Source:
-----

Column: Toward a More Sustainable Paganism

Tim Titus —  January 7, 2017 — 13 Comments


Respect for the Earth, however that may be interpreted by a practitioner, is one of the common hallmarks of Paganism. The concept of following an “Earth-based” religious path is a common attractor for seekers, and — perhaps in an effort to make Paganism palatable to monotheists — interfaith communities often refer to the Pagan representatives as “Earth-based.” While there are a large number of Pagan paths, and not all would describe themselves in this way, most would at least acknowledge that respect for the Earth, its changing climate, and its long-term health is a value to them.

Source: Pixabay

[Pixabay / Public Domain]

Pagans have played a prominent role in the fight against the Dakota Access Pipeline, allying with the local native community to defend sacred land from being desecrated by oil interests. Pagans of multiple traditions have fought against other pipelines, fracking, strip mining, clear-cutting forests, and pioneered sustainable living practices. Support for the Earth can be interpreted in many ways, but Pagans, regardless of tradition, tend to lean toward a love for the planet and advocacy for its preservation.

Yet there is a contradiction here. Pagan practice can be very consumerist and environmentally damaging. It often contains a large arsenal of accouterments: statues, candles, cauldrons, blades, herbs, matches, lighters, oils, even plastic utensils for festivals. Practice often involves fires and the burning of spells, incense, or offerings which, despite their sacredness, contribute to the carbon in the atmosphere. Objects are often buried, released into rivers, or scattered to the winds; practices that, if done on a larger scale, would be environmentally unsustainable. As practitioners of religions that often claim to respect the Earth, it seems vital to be aware of our own damaging practices and modify them into more environmentally friendly versions wherever possible.

“I think much of Paganism runs the risk of becoming materialistic,” says Katrina Ray-Saulis, self-described kitchen Witch, writer, and artist from Maine. She gives the example of spell books instructing the purchase of certain candles, knives, and other objects for a spell. “And then,” she adds, “the spell says ‘let the candle burn down completely to make this spell complete.’ But do you know where that candle came from?” Are we aware of how these items are produced? “And when you’re done with it, adds Ray-Saulis, “what happens to the cup? A lot of waste goes into spell craft…If we’re going to be Earth-worshipers we need to truly be worshiping the Earth and caring for her, right?”

Sparrow Anderson, the co-host of the Wigglian Way Pagan podcast who also been on the front lines of the fight against Kinder Morgan’s TransMountain oil pipeline through Burnaby Mountain in Vancouver, Canada, tries to compensate for this by utilizing natural objects in her spell craft. “I find myself using natural objects more often, or none,” says Anderson. She still struggles with candles, though. “Paraffin wax is a problem. It’s made from fossil fuels. We try to purchase mostly beeswax and plant-based waxes, but again cost becomes an issue.”

Sparrow Anderson sned a message to Kinder Morgan. [Courtesy Photo]

Sparrow Anderson sends a message to Kinder Morgan. [Courtesy Photo]

“I am reminded,” says Anderson, “that in spiritual practice we should be using the very best we are able.”

Trisha Morey, Ray-Saulis’ wife and a Native American/theosophical practitioner puts the problem simply, “Pagans are harvesting from resources in ways that are not sustainable. Unless people start growing their own and harvesting is sustainable ways, we’re going to run into issues. We’re already running into issues.”

-----

Dataset extract:
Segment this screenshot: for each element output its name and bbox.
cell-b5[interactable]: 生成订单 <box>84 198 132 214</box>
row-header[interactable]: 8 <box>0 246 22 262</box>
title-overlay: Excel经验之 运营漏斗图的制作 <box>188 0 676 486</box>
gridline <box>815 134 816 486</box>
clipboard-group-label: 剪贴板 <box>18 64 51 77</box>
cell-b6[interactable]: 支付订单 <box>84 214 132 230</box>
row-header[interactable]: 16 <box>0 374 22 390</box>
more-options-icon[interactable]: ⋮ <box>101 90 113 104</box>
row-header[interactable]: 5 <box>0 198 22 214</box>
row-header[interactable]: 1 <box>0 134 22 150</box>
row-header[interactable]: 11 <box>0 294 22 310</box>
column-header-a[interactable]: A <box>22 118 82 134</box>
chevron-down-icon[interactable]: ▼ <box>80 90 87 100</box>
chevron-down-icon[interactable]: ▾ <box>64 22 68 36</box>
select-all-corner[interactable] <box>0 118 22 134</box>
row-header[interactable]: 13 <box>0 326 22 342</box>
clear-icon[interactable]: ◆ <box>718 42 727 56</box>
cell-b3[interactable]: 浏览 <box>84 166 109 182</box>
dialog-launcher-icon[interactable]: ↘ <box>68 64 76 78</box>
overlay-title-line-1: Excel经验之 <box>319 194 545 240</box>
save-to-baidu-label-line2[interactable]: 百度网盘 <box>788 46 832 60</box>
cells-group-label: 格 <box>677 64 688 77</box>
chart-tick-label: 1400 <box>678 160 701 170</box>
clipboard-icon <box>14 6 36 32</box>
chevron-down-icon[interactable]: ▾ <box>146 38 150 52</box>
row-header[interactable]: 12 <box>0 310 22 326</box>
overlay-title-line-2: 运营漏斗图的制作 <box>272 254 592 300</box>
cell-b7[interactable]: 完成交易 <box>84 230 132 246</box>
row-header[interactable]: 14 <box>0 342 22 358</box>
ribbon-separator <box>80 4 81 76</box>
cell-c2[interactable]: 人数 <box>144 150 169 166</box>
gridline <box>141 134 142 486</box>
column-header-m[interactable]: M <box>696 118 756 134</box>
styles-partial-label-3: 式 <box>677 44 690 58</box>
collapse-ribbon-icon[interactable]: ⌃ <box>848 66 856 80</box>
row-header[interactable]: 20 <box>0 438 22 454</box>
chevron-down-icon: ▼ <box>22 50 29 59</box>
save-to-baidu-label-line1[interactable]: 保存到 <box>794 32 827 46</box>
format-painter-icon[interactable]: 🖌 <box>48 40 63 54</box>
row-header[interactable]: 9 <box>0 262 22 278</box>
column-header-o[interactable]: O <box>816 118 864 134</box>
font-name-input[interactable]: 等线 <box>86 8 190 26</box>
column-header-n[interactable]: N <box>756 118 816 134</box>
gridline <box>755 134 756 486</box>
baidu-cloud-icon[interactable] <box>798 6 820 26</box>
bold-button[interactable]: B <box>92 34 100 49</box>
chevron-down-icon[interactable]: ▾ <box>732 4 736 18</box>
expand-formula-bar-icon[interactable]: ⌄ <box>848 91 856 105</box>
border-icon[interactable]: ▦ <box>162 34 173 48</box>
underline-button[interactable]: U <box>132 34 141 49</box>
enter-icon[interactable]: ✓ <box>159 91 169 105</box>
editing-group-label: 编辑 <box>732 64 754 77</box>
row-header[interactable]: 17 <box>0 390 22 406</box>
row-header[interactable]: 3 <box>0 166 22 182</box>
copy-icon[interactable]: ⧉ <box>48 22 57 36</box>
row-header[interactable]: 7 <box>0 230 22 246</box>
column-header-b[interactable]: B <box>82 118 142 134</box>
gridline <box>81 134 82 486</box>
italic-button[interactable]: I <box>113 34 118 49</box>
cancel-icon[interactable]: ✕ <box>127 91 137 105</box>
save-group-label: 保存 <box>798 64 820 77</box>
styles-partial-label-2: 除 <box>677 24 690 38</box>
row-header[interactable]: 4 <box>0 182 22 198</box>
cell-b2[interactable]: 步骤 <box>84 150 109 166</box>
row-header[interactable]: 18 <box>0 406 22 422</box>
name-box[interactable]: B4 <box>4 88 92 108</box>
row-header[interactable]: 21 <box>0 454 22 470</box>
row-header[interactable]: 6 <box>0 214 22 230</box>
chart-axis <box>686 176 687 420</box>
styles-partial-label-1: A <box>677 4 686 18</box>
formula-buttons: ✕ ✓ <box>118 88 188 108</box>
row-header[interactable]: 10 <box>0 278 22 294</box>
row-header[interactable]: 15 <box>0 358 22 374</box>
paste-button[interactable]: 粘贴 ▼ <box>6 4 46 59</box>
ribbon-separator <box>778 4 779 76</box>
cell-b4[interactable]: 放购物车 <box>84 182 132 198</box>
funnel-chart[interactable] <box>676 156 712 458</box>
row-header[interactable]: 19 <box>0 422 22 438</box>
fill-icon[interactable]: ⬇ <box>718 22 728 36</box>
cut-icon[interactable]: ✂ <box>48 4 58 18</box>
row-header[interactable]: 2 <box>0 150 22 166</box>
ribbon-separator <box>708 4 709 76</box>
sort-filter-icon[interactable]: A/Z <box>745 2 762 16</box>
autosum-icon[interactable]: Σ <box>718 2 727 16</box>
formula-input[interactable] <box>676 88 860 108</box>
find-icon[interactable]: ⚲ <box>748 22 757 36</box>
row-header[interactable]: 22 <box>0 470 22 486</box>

-----

Problems:
**a)** From the column on sustainable Paganism, write out the part that opens with the words containing "Column: Toward a" and closes with "value to them.".
**b)** Answer these questions from the column on sustainable Paganism:
(i) Which state is Katrina Ray-Saulis from?
(ii) According to Sparrow Anderson, what is paraffin wax made from?
(iii) How is Trisha Morey related to Ray-Saulis?

Task results:
**a)**
Column: Toward a More Sustainable Paganism

Tim Titus —  January 7, 2017 — 13 Comments


Respect for the Earth, however that may be interpreted by a practitioner, is one of the common hallmarks of Paganism. The concept of following an “Earth-based” religious path is a common attractor for seekers, and — perhaps in an effort to make Paganism palatable to monotheists — interfaith communities often refer to the Pagan representatives as “Earth-based.” While there are a large number of Pagan paths, and not all would describe themselves in this way, most would at least acknowledge that respect for the Earth, its changing climate, and its long-term health is a value to them.

**b)**
(i) Maine.
(ii) Fossil fuels.
(iii) She is Ray-Saulis' wife.